Directions:
Reproduce the records exactly.

Task material:
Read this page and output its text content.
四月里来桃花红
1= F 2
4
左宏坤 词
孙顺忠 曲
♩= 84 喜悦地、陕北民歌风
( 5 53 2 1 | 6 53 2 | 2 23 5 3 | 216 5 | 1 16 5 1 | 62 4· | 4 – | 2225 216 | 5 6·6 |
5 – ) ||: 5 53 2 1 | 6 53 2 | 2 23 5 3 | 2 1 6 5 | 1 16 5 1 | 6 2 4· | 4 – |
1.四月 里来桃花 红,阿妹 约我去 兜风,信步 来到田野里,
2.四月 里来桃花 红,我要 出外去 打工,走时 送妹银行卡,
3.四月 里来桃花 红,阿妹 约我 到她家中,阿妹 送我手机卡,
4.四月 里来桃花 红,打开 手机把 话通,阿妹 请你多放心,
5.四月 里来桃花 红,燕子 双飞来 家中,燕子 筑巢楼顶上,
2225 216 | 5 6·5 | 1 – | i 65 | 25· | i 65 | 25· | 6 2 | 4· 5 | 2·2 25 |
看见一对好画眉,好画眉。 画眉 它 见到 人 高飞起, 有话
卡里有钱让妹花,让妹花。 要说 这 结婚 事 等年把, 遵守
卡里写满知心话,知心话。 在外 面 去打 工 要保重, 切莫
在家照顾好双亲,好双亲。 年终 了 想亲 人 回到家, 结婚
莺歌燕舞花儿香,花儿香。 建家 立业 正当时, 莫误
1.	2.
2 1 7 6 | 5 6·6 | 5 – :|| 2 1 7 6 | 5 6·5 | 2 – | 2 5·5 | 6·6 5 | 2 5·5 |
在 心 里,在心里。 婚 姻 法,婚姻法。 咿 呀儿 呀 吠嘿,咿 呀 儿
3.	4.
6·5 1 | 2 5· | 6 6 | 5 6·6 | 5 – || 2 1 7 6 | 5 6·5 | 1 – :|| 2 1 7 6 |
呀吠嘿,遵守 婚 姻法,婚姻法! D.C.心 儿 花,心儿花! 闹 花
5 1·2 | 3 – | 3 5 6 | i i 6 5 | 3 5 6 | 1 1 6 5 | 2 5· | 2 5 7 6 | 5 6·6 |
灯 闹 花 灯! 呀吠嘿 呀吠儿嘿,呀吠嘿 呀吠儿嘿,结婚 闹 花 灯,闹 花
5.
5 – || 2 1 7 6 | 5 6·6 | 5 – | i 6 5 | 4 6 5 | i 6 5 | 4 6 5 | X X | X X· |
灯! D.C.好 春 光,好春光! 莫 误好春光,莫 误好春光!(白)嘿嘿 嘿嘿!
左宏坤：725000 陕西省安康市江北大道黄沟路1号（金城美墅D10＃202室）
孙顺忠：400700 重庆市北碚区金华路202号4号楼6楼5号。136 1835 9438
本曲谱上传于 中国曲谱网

Answer for this exercise:
Read this page and output its text content.
四月里来桃花红
1= F 2
4
左宏坤 词
孙顺忠 曲
♩= 84 喜悦地、陕北民歌风
( 5 53 2 1 | 6 53 2 | 2 23 5 3 | 216 5 | 1 16 5 1 | 62 4· | 4 – | 2225 216 | 5 6·6 |
5 – ) ||: 5 53 2 1 | 6 53 2 | 2 23 5 3 | 2 1 6 5 | 1 16 5 1 | 6 2 4· | 4 – |
1.四月 里来桃花 红,阿妹 约我去 兜风,信步 来到田野里,
2.四月 里来桃花 红,我要 出外去 打工,走时 送妹银行卡,
3.四月 里来桃花 红,阿妹 约我 到她家中,阿妹 送我手机卡,
4.四月 里来桃花 红,打开 手机把 话通,阿妹 请你多放心,
5.四月 里来桃花 红,燕子 双飞来 家中,燕子 筑巢楼顶上,
2225 216 | 5 6·5 | 1 – | i 65 | 25· | i 65 | 25· | 6 2 | 4· 5 | 2·2 25 |
看见一对好画眉,好画眉。 画眉 它 见到 人 高飞起, 有话
卡里有钱让妹花,让妹花。 要说 这 结婚 事 等年把, 遵守
卡里写满知心话,知心话。 在外 面 去打 工 要保重, 切莫
在家照顾好双亲,好双亲。 年终 了 想亲 人 回到家, 结婚
莺歌燕舞花儿香,花儿香。 建家 立业 正当时, 莫误
1.	2.
2 1 7 6 | 5 6·6 | 5 – :|| 2 1 7 6 | 5 6·5 | 2 – | 2 5·5 | 6·6 5 | 2 5·5 |
在 心 里,在心里。 婚 姻 法,婚姻法。 咿 呀儿 呀 吠嘿,咿 呀 儿
3.	4.
6·5 1 | 2 5· | 6 6 | 5 6·6 | 5 – || 2 1 7 6 | 5 6·5 | 1 – :|| 2 1 7 6 |
呀吠嘿,遵守 婚 姻法,婚姻法! D.C.心 儿 花,心儿花! 闹 花
5 1·2 | 3 – | 3 5 6 | i i 6 5 | 3 5 6 | 1 1 6 5 | 2 5· | 2 5 7 6 | 5 6·6 |
灯 闹 花 灯! 呀吠嘿 呀吠儿嘿,呀吠嘿 呀吠儿嘿,结婚 闹 花 灯,闹 花
5.
5 – || 2 1 7 6 | 5 6·6 | 5 – | i 6 5 | 4 6 5 | i 6 5 | 4 6 5 | X X | X X· |
灯! D.C.好 春 光,好春光! 莫 误好春光,莫 误好春光!(白)嘿嘿 嘿嘿!
左宏坤：725000 陕西省安康市江北大道黄沟路1号（金城美墅D10＃202室）
孙顺忠：400700 重庆市北碚区金华路202号4号楼6楼5号。136 1835 9438
本曲谱上传于 中国曲谱网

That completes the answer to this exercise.